Could you return every line of the material below verbatim, leaving out the pictures?

-------- DATASET EXTRACT

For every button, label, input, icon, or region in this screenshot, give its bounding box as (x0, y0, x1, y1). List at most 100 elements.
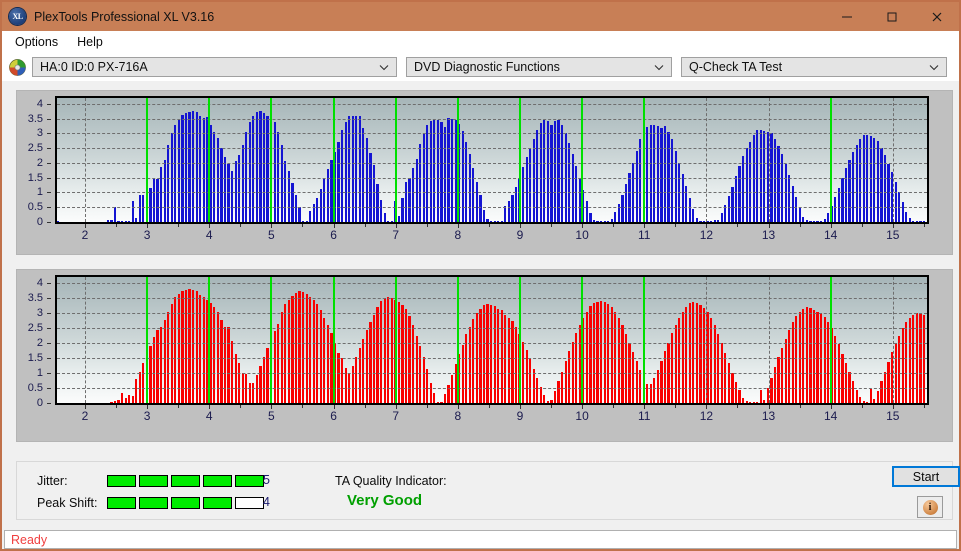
chart-bar (660, 128, 663, 222)
chart-bar (820, 221, 823, 222)
chart-bar (543, 120, 546, 222)
chart-bar (113, 207, 117, 222)
x-axis-tick (892, 224, 894, 228)
chart-bar (497, 221, 500, 222)
x-axis-tick (271, 224, 273, 228)
chart-bar (337, 141, 340, 222)
chart-bar (390, 298, 393, 403)
chart-bar (177, 294, 180, 403)
x-axis-tick-label: 10 (575, 228, 589, 242)
chart-bar (383, 212, 386, 222)
x-axis-tick (830, 405, 832, 409)
y-axis-tick-label: 4 (36, 97, 43, 110)
x-axis-tick-label: 9 (516, 409, 524, 423)
start-button[interactable]: Start (892, 466, 960, 487)
chart-bar (908, 317, 911, 403)
chart-bar (883, 371, 887, 403)
x-axis-tick (519, 405, 521, 409)
chart-bar (617, 317, 620, 403)
chart-bar (135, 379, 138, 403)
chart-bar (646, 384, 649, 403)
x-axis-tick-label: 4 (205, 409, 213, 423)
app-logo-icon: XL (9, 8, 26, 25)
x-axis-tick (706, 224, 708, 228)
y-axis-tick (47, 283, 51, 284)
test-select[interactable]: Q-Check TA Test (681, 57, 947, 77)
chart-bar (454, 364, 457, 403)
chart-bar (749, 401, 752, 403)
chart-bar (869, 388, 872, 403)
chart-bar (273, 122, 276, 222)
chart-bar (309, 296, 312, 403)
chart-bar (475, 182, 479, 222)
close-icon[interactable] (914, 2, 959, 31)
chart-bar (376, 307, 379, 403)
peak-shift-chart-y-axis: 0 0.5 1 1.5 2 2.5 3 3.5 4 (17, 270, 51, 409)
chart-bar (284, 304, 287, 403)
chart-bar (213, 307, 216, 403)
chart-bar (681, 311, 684, 403)
rating-segment (203, 497, 232, 509)
chart-bar (841, 353, 844, 403)
jitter-value: 5 (263, 473, 270, 487)
chart-bar (529, 358, 532, 403)
chart-bar (294, 292, 298, 403)
x-axis-tick-label: 5 (268, 228, 275, 242)
drive-select[interactable]: HA:0 ID:0 PX-716A (32, 57, 397, 77)
rating-segment (235, 475, 264, 487)
chart-bar (149, 346, 152, 403)
chart-bar (131, 396, 134, 403)
chart-bar (908, 218, 911, 222)
menu-item-options[interactable]: Options (7, 33, 66, 51)
chart-bar (749, 142, 752, 222)
chart-bar (706, 220, 709, 222)
chart-bar (280, 311, 283, 403)
chart-bar (113, 400, 117, 403)
chart-bar (507, 200, 510, 222)
chart-bar (124, 397, 127, 403)
x-axis-tick (519, 224, 521, 228)
chart-bar (404, 182, 408, 222)
chart-bar (756, 130, 759, 222)
chart-bar (915, 220, 919, 222)
chart-bar (912, 220, 915, 222)
chart-bar (461, 131, 464, 222)
chart-bar (639, 139, 642, 222)
chart-bar (727, 196, 730, 222)
chart-bar (699, 220, 702, 222)
maximize-icon[interactable] (869, 2, 914, 31)
chart-bar (543, 394, 546, 403)
y-axis-tick-label: 3 (36, 307, 43, 319)
x-axis-tick (768, 405, 770, 409)
chart-bar (287, 171, 290, 222)
peak-shift-value: 4 (263, 495, 270, 509)
chart-bar (646, 126, 649, 222)
chart-bar (404, 309, 408, 403)
chart-bar (635, 361, 638, 403)
chart-bar (600, 220, 603, 222)
minimize-icon[interactable] (824, 2, 869, 31)
x-axis-tick-label: 2 (81, 228, 89, 242)
function-select[interactable]: DVD Diagnostic Functions (406, 57, 672, 77)
chart-bar (600, 301, 603, 403)
x-axis-tick-label: 14 (823, 409, 838, 423)
chart-bar (678, 162, 681, 222)
y-axis-tick (47, 313, 51, 314)
x-axis-minor-tick (240, 224, 242, 227)
rating-segment (235, 497, 264, 509)
menu-item-help[interactable]: Help (69, 33, 111, 51)
x-axis-minor-tick (861, 224, 863, 227)
x-axis-tick-label: 13 (761, 409, 776, 423)
chart-bar (248, 121, 251, 222)
x-axis-minor-tick (426, 224, 428, 227)
chart-bar (206, 117, 209, 222)
chart-bar (447, 385, 450, 403)
chart-bar (802, 308, 805, 403)
chart-bar (922, 221, 926, 222)
info-button[interactable]: i (917, 496, 943, 518)
chart-bar (241, 145, 244, 222)
chart-bar (837, 343, 840, 403)
chart-bar (585, 311, 589, 403)
chart-bar (145, 191, 149, 222)
chart-bar (170, 132, 173, 222)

----------------

▶ [FINISHED ANSWER]
For every button, label, input, icon, or region in this screenshot, give its bounding box as (x0, y0, x1, y1). List at most 100 elements.
chart-bar (660, 128, 663, 222)
chart-bar (820, 221, 823, 222)
chart-bar (543, 120, 546, 222)
chart-bar (113, 207, 117, 222)
x-axis-tick (892, 224, 894, 228)
chart-bar (497, 221, 500, 222)
x-axis-tick (271, 224, 273, 228)
chart-bar (337, 141, 340, 222)
chart-bar (390, 298, 393, 403)
chart-bar (177, 294, 180, 403)
x-axis-tick-label: 10 (575, 228, 589, 242)
chart-bar (383, 212, 386, 222)
x-axis-tick (830, 405, 832, 409)
y-axis-tick-label: 4 (36, 97, 43, 110)
x-axis-tick-label: 9 (516, 409, 524, 423)
start-button[interactable]: Start (892, 466, 960, 487)
chart-bar (908, 317, 911, 403)
chart-bar (883, 371, 887, 403)
x-axis-tick (519, 405, 521, 409)
chart-bar (617, 317, 620, 403)
chart-bar (135, 379, 138, 403)
chart-bar (646, 384, 649, 403)
x-axis-tick-label: 4 (205, 409, 213, 423)
app-logo-icon: XL (9, 8, 26, 25)
x-axis-tick (706, 224, 708, 228)
y-axis-tick (47, 283, 51, 284)
test-select[interactable]: Q-Check TA Test (681, 57, 947, 77)
chart-bar (454, 364, 457, 403)
chart-bar (749, 401, 752, 403)
chart-bar (869, 388, 872, 403)
chart-bar (273, 122, 276, 222)
chart-bar (309, 296, 312, 403)
chart-bar (475, 182, 479, 222)
close-icon[interactable] (914, 2, 959, 31)
chart-bar (376, 307, 379, 403)
peak-shift-chart-y-axis: 0 0.5 1 1.5 2 2.5 3 3.5 4 (17, 270, 51, 409)
chart-bar (284, 304, 287, 403)
chart-bar (213, 307, 216, 403)
chart-bar (681, 311, 684, 403)
rating-segment (203, 497, 232, 509)
chart-bar (841, 353, 844, 403)
jitter-value: 5 (263, 473, 270, 487)
chart-bar (529, 358, 532, 403)
chart-bar (294, 292, 298, 403)
x-axis-tick-label: 5 (268, 228, 275, 242)
drive-select[interactable]: HA:0 ID:0 PX-716A (32, 57, 397, 77)
rating-segment (235, 475, 264, 487)
chart-bar (149, 346, 152, 403)
chart-bar (131, 396, 134, 403)
chart-bar (908, 218, 911, 222)
menu-item-options[interactable]: Options (7, 33, 66, 51)
chart-bar (749, 142, 752, 222)
chart-bar (706, 220, 709, 222)
chart-bar (280, 311, 283, 403)
chart-bar (113, 400, 117, 403)
chart-bar (507, 200, 510, 222)
chart-bar (124, 397, 127, 403)
x-axis-tick (519, 224, 521, 228)
chart-bar (404, 182, 408, 222)
chart-bar (756, 130, 759, 222)
chart-bar (915, 220, 919, 222)
chart-bar (912, 220, 915, 222)
chart-bar (461, 131, 464, 222)
chart-bar (639, 139, 642, 222)
chart-bar (727, 196, 730, 222)
chart-bar (699, 220, 702, 222)
maximize-icon[interactable] (869, 2, 914, 31)
chart-bar (543, 394, 546, 403)
y-axis-tick-label: 3 (36, 307, 43, 319)
x-axis-tick (768, 405, 770, 409)
chart-bar (287, 171, 290, 222)
peak-shift-value: 4 (263, 495, 270, 509)
chart-bar (646, 126, 649, 222)
chart-bar (404, 309, 408, 403)
chart-bar (635, 361, 638, 403)
chart-bar (600, 220, 603, 222)
minimize-icon[interactable] (824, 2, 869, 31)
x-axis-tick-label: 2 (81, 228, 89, 242)
function-select[interactable]: DVD Diagnostic Functions (406, 57, 672, 77)
chart-bar (600, 301, 603, 403)
x-axis-tick-label: 14 (823, 409, 838, 423)
chart-bar (678, 162, 681, 222)
y-axis-tick (47, 313, 51, 314)
x-axis-minor-tick (240, 224, 242, 227)
rating-segment (235, 497, 264, 509)
menu-item-help[interactable]: Help (69, 33, 111, 51)
x-axis-minor-tick (861, 224, 863, 227)
x-axis-tick-label: 13 (761, 409, 776, 423)
chart-bar (248, 121, 251, 222)
x-axis-minor-tick (426, 224, 428, 227)
chart-bar (206, 117, 209, 222)
chart-bar (447, 385, 450, 403)
chart-bar (802, 308, 805, 403)
chart-bar (922, 221, 926, 222)
info-button[interactable]: i (917, 496, 943, 518)
chart-bar (241, 145, 244, 222)
chart-bar (837, 343, 840, 403)
chart-bar (585, 311, 589, 403)
chart-bar (145, 191, 149, 222)
chart-bar (170, 132, 173, 222)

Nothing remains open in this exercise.